---- Entries provided
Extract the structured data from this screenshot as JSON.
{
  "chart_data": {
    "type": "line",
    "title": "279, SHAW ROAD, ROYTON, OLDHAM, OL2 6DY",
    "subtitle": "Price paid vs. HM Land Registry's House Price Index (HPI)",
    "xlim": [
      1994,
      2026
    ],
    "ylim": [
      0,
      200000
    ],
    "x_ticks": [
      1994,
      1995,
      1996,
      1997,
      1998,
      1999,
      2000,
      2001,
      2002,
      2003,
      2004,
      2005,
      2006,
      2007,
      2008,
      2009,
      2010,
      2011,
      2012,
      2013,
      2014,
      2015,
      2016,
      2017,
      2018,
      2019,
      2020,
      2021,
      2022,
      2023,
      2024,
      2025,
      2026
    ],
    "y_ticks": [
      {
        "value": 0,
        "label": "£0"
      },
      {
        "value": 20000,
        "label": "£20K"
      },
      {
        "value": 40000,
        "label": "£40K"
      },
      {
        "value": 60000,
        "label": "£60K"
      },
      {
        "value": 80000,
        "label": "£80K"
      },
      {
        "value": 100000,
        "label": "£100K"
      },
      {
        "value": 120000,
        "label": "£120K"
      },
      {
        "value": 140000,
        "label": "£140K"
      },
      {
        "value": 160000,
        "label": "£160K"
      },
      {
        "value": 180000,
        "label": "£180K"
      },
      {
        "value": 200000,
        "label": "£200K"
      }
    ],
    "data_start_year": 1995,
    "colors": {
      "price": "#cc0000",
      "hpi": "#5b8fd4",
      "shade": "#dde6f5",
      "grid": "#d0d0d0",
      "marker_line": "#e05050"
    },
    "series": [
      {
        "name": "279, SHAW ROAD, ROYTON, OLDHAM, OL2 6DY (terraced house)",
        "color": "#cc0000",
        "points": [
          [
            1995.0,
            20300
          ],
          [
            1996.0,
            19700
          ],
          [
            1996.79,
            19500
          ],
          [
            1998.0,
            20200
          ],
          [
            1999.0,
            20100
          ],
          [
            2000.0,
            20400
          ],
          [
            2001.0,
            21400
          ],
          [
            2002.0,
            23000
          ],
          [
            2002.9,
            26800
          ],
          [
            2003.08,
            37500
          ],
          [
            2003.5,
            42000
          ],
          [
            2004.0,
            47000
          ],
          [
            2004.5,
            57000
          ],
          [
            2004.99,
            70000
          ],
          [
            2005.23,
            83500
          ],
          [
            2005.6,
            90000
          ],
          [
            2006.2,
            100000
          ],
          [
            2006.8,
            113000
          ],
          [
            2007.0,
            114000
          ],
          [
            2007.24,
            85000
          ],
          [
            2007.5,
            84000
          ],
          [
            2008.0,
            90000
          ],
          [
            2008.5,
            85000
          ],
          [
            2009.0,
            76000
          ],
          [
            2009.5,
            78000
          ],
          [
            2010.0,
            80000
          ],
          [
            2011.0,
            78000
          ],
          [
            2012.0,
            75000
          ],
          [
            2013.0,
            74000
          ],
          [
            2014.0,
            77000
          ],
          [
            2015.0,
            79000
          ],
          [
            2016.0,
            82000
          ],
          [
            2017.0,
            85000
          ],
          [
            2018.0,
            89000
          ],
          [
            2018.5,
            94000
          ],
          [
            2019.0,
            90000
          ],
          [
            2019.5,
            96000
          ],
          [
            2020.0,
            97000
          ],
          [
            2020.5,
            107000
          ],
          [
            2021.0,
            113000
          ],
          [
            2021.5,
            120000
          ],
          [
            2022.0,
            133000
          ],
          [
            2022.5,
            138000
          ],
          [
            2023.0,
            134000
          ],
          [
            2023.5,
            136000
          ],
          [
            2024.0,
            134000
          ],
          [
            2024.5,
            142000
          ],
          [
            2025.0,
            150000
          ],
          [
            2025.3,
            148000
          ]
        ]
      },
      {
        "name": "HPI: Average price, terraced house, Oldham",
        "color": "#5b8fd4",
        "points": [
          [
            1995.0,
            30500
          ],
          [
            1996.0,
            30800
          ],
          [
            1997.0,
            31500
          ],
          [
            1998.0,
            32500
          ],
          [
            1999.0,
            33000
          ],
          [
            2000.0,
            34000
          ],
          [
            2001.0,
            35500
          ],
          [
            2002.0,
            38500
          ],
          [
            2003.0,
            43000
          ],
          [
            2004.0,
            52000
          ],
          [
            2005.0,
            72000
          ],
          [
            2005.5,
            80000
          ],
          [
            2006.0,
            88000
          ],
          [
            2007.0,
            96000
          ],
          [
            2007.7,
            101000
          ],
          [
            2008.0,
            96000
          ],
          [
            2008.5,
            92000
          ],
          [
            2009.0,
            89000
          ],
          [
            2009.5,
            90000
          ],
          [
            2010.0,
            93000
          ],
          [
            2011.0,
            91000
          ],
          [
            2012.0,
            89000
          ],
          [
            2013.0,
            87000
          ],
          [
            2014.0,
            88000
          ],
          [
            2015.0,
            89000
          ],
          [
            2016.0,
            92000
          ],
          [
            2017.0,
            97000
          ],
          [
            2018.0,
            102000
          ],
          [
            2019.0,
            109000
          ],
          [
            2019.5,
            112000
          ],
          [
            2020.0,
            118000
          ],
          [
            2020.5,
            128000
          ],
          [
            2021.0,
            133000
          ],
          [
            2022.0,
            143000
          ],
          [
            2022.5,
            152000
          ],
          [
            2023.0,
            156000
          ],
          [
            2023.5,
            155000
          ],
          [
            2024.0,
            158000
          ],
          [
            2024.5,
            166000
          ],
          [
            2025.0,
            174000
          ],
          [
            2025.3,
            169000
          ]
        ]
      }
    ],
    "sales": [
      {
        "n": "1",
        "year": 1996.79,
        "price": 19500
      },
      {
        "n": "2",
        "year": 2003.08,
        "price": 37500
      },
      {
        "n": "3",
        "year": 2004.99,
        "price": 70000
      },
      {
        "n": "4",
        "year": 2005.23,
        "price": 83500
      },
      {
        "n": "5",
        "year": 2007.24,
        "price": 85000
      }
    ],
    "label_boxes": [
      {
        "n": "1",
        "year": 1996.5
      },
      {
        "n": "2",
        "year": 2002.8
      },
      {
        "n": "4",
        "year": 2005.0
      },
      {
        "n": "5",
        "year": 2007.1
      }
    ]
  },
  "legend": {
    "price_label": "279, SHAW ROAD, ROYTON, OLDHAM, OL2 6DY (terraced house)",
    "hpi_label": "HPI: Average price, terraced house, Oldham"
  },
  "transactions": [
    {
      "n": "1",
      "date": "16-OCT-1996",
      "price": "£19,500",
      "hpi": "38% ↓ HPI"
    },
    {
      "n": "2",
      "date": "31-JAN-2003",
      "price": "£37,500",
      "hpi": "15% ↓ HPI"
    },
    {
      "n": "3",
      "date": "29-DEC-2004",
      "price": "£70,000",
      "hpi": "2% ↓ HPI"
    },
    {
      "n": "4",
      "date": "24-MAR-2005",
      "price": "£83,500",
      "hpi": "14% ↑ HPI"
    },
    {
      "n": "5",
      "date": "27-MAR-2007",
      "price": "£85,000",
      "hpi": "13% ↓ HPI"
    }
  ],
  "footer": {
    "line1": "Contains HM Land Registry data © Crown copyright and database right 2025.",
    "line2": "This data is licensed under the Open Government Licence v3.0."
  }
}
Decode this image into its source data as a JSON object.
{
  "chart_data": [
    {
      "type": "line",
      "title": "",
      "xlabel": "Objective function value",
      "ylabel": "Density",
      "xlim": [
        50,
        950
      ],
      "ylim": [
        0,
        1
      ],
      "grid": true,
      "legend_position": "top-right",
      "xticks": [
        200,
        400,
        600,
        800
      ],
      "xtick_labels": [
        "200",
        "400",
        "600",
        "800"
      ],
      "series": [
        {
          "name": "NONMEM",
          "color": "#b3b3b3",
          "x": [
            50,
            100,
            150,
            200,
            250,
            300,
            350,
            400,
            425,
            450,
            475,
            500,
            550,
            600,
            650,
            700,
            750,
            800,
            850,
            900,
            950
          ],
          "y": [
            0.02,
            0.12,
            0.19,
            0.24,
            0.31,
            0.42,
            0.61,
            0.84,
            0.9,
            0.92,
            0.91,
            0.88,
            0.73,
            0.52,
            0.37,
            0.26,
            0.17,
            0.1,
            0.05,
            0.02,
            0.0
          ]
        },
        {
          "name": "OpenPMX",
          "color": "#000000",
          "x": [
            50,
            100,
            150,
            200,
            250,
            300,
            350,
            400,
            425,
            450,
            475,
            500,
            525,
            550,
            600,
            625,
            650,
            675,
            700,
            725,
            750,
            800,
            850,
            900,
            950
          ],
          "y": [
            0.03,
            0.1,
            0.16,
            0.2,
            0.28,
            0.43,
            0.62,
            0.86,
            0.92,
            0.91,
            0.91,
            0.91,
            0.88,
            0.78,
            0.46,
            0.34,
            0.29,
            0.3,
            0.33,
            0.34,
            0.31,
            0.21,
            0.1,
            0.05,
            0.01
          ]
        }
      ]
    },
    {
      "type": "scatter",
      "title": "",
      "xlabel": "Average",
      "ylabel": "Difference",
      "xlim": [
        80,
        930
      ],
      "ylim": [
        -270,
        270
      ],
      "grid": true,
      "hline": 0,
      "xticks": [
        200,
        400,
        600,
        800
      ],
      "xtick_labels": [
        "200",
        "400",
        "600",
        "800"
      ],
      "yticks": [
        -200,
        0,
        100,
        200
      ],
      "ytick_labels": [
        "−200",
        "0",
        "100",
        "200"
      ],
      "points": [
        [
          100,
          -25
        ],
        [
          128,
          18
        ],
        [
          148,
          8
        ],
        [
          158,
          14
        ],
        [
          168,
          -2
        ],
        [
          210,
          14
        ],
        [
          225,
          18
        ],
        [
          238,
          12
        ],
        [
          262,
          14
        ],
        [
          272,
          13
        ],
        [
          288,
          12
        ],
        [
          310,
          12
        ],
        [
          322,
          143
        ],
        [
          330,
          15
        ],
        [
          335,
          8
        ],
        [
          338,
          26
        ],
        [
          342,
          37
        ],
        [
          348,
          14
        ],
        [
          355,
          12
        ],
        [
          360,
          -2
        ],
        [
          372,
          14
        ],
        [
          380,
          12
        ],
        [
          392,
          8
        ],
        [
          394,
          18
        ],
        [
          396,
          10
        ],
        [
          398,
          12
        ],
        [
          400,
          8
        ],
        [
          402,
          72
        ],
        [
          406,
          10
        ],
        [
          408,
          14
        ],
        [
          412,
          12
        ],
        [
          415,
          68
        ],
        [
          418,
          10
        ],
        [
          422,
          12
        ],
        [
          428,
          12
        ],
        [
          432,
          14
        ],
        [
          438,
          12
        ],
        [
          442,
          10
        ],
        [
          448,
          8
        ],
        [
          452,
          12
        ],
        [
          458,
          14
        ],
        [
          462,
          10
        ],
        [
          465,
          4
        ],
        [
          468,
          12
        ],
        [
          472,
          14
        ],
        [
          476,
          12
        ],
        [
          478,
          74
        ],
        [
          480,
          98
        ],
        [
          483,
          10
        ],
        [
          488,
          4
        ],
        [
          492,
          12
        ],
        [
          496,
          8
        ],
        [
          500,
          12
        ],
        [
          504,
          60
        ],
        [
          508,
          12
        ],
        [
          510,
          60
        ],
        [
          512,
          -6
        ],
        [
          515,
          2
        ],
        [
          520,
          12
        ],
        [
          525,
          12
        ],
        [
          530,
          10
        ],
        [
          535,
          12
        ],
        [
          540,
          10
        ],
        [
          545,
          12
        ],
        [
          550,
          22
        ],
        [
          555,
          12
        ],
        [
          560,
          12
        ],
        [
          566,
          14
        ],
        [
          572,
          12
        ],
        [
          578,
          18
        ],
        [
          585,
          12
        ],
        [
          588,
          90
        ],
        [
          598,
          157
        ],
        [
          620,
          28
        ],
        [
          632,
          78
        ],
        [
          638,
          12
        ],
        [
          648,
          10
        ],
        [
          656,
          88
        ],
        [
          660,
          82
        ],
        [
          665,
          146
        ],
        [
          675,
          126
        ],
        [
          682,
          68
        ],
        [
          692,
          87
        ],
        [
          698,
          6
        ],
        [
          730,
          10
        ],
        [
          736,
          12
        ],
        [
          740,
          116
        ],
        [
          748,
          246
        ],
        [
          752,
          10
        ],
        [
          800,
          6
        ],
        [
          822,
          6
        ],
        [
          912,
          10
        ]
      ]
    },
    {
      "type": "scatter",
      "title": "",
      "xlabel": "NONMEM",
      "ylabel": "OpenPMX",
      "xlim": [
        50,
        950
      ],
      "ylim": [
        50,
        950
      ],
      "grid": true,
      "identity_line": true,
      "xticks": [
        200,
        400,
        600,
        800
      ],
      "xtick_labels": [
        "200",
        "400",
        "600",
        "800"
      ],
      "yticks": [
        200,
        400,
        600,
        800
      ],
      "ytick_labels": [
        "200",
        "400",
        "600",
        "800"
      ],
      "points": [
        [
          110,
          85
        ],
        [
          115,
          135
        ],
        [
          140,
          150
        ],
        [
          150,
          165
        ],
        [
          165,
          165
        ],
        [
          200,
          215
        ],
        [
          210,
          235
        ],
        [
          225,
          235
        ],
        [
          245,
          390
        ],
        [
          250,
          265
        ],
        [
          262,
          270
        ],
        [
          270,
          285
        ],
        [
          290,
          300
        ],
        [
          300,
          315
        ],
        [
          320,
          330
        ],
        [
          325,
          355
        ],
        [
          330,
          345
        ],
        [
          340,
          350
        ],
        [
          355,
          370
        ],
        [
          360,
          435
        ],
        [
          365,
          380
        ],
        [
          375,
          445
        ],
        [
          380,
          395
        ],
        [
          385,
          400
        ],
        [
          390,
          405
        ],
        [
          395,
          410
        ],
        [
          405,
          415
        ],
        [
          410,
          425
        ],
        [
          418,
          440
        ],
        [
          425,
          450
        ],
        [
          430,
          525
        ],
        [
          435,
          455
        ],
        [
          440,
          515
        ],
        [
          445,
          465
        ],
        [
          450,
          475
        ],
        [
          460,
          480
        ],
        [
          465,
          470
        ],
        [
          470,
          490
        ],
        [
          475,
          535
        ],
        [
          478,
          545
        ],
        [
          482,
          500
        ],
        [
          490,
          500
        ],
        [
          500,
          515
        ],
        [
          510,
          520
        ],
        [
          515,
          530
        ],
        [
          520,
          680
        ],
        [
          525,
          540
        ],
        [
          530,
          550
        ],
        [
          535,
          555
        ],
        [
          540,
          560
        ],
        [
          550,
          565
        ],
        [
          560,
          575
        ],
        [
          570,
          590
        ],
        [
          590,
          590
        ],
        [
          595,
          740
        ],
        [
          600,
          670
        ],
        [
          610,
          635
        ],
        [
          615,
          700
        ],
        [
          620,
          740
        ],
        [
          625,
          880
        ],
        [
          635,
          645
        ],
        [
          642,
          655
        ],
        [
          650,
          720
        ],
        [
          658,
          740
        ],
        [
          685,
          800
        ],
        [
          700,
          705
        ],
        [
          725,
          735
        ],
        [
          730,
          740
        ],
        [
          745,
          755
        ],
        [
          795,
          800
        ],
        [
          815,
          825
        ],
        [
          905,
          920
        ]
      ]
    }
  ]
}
--------
• _Task instructions_: Identify every line holding the word "right" and copy it out.

• _Solution to this problem_:
    "line1": "Contains HM Land Registry data © Crown copyright and database right 2025.",
      "legend_position": "top-right",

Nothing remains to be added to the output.